▶ [SHORT TASK 1]:
Return the rows below without changes, starting with the first row and ending with the line that contains "enterprise-count: 9 (506, 255, 702, 276)", both included.

— start of TEXT EXCERPT —

# suspention upgrade without lowering. any advice?



## GM.Rich (Nov 18, 2009)

i have an 06 gto that i absolutly love.......except for the handling. my gto is staying mostly stock it has a few things done to it but it is my daily driver the only other thing i want to do to the car is somthing to help the handling. my issue is this. i am running dynatech long tube headers on the car and they already hang so low they like to catch every speed bump no matter how slow i go. because of this i deffinatly dont want to lower the car, if not for the headers lowering the car up to an inch and a half would be no problem but being as how this car is a daily driver and not just a weekend toy i need to retain all the clearance i can.
what options are out there that will help improve the handling of this car without lowering it? every option ive seen up to this point have lowered the car the only option that doesnt is drag bags which i prefer not to do.
any and all advice and help on this would be greatly appreciated
thanks guys
(dont mind my retarded self mis spelling suspension in the title i was typing to fast)


----------



## vxssls1 (Sep 9, 2006)

coil overs would be a good choice as they are adjustable hight/rebound etc
other then that you could just go better shocks and firmer springs
sway bars and bushes will also help


----------



## chilliwhiggerE (Mar 10, 2009)

I can't say this enough . . . FULL BUSHING KIT AND A HARROP DIFFERENTIAL MOUNT!!!!!! You will think you are in a different car.


----------

— end of TEXT EXCERPT —

▶ [SHORT TASK 2]:
Retype the part of the GTO suspension thread above from "what options are" to "(Sep 9, 2006)", word for word.

— start of ENTRIES PROVIDED —

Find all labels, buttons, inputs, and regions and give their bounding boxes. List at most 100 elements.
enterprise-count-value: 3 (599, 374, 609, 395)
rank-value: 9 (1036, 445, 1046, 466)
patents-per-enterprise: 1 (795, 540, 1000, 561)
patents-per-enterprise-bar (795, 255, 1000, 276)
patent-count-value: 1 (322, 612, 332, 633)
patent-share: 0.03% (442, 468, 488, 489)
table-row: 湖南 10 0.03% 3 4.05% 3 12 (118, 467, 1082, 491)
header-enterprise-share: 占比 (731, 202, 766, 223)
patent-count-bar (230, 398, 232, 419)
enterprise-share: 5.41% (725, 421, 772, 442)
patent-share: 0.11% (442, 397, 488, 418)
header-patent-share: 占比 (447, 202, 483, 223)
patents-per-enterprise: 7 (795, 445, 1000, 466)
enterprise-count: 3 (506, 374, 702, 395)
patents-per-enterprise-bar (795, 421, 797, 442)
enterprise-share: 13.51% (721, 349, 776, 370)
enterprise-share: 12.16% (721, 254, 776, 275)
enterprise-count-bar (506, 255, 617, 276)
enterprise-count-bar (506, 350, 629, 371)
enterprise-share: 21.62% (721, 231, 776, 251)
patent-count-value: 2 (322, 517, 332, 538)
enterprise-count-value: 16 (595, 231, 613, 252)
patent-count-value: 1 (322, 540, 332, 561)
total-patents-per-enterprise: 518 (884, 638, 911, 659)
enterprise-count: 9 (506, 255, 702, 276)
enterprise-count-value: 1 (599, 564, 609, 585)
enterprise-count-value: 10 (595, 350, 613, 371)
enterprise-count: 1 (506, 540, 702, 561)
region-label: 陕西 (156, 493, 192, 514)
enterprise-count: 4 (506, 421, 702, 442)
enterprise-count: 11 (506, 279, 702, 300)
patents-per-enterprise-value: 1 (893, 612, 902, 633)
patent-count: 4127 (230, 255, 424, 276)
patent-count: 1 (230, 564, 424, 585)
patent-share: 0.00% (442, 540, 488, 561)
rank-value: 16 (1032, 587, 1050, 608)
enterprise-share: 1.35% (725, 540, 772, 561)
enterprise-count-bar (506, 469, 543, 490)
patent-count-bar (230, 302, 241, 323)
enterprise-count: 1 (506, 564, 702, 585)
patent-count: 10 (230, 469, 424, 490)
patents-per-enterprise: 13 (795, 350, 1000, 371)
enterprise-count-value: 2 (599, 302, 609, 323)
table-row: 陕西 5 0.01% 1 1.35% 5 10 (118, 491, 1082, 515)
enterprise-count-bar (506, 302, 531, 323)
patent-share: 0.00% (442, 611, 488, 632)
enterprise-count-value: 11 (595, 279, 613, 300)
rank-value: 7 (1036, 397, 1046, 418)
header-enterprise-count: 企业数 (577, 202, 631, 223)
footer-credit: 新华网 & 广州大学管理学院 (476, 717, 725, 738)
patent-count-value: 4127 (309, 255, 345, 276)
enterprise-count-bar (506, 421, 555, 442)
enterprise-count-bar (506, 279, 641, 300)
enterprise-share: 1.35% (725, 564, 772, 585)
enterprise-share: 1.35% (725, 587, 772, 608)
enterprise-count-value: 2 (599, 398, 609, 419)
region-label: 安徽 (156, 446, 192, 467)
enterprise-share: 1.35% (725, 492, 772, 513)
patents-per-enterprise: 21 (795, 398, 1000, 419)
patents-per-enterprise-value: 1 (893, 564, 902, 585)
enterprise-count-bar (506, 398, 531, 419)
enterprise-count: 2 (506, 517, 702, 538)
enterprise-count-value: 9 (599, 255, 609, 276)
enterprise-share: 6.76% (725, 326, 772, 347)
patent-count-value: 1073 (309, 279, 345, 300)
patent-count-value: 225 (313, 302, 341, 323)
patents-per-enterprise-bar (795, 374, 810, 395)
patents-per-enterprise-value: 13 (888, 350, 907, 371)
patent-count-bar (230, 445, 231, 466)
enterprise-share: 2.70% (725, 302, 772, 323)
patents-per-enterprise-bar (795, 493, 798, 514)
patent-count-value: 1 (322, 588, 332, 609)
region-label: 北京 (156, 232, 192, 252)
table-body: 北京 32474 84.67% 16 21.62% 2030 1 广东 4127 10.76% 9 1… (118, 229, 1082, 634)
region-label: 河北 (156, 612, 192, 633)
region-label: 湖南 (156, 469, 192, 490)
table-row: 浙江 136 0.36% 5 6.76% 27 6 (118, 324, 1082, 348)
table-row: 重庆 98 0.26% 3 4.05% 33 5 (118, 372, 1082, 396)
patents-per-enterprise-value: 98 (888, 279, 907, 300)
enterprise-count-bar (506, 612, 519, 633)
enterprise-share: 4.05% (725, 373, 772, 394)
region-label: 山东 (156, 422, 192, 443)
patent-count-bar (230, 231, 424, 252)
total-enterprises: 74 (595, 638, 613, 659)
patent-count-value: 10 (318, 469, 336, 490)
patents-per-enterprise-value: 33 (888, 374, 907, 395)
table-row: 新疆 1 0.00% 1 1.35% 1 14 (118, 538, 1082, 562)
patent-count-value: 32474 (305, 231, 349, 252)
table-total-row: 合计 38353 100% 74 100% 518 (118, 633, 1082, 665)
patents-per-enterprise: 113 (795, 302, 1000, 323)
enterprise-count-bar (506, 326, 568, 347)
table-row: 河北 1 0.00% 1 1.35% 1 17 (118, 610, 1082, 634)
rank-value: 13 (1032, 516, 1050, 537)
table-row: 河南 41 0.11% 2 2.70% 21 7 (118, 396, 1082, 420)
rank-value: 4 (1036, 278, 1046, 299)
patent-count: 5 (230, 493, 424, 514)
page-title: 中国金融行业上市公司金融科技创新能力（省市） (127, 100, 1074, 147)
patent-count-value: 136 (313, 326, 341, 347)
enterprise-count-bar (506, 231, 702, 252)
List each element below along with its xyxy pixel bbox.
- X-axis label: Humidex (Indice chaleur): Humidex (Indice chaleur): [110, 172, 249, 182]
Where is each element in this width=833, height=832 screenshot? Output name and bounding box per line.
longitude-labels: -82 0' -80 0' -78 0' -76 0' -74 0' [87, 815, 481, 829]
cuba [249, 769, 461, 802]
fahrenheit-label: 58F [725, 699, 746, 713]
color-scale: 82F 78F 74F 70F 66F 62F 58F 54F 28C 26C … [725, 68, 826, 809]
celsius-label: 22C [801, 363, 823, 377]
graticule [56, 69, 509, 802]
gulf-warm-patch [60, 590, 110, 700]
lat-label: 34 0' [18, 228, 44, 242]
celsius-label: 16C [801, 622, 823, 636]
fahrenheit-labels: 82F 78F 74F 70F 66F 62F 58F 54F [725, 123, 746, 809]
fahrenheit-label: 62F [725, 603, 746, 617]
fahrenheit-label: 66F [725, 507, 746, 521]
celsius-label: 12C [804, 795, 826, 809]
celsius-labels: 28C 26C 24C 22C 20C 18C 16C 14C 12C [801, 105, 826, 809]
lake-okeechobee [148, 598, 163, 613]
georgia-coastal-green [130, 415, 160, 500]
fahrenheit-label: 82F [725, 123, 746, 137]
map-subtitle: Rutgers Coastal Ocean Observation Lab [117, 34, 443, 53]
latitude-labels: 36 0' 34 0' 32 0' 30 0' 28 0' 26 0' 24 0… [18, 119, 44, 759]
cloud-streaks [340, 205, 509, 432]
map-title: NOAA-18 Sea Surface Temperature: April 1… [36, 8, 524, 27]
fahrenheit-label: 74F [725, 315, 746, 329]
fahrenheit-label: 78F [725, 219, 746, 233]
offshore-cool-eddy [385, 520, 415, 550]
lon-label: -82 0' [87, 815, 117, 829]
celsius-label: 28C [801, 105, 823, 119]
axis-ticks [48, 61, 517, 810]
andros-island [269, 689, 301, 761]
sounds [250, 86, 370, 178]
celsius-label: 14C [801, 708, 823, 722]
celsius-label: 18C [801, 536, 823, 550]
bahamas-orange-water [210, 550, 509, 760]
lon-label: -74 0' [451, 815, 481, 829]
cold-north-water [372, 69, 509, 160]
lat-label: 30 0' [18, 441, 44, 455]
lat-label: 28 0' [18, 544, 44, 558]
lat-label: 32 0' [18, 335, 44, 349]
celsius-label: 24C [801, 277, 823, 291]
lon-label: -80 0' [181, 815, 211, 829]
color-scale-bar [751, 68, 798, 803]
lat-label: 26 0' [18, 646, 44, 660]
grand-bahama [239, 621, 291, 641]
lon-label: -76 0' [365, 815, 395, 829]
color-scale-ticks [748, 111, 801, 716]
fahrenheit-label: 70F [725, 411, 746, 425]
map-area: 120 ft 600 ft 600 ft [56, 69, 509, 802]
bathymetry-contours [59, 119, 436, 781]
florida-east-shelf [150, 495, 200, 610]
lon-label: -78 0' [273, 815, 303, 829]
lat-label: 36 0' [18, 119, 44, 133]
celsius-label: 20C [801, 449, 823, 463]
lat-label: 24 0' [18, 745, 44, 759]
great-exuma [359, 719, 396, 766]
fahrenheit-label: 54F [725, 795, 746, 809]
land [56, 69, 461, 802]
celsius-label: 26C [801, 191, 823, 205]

— end of ENTRIES PROVIDED —

▶ [EXERCISE ANSWER 1]:
Find all labels, buttons, inputs, and regions and give their bounding boxes. List at most 100 elements.
enterprise-count-value: 3 (599, 374, 609, 395)
rank-value: 9 (1036, 445, 1046, 466)
patents-per-enterprise: 1 (795, 540, 1000, 561)
patents-per-enterprise-bar (795, 255, 1000, 276)
patent-count-value: 1 (322, 612, 332, 633)
patent-share: 0.03% (442, 468, 488, 489)
table-row: 湖南 10 0.03% 3 4.05% 3 12 (118, 467, 1082, 491)
header-enterprise-share: 占比 (731, 202, 766, 223)
patent-count-bar (230, 398, 232, 419)
enterprise-share: 5.41% (725, 421, 772, 442)
patent-share: 0.11% (442, 397, 488, 418)
header-patent-share: 占比 (447, 202, 483, 223)
patents-per-enterprise: 7 (795, 445, 1000, 466)
enterprise-count: 3 (506, 374, 702, 395)
patents-per-enterprise-bar (795, 421, 797, 442)
enterprise-share: 13.51% (721, 349, 776, 370)
enterprise-share: 12.16% (721, 254, 776, 275)
enterprise-count-bar (506, 255, 617, 276)
enterprise-count-bar (506, 350, 629, 371)
enterprise-share: 21.62% (721, 231, 776, 251)
patent-count-value: 2 (322, 517, 332, 538)
enterprise-count-value: 16 (595, 231, 613, 252)
patent-count-value: 1 (322, 540, 332, 561)
total-patents-per-enterprise: 518 (884, 638, 911, 659)
enterprise-count: 9 (506, 255, 702, 276)

▶ [EXERCISE ANSWER 2]:
what options are out there that will help improve the handling of this car without lowering it? every option ive seen up to this point have lowered the car the only option that doesnt is drag bags which i prefer not to do.
any and all advice and help on this would be greatly appreciated
thanks guys
(dont mind my retarded self mis spelling suspension in the title i was typing to fast)


----------



## vxssls1 (Sep 9, 2006)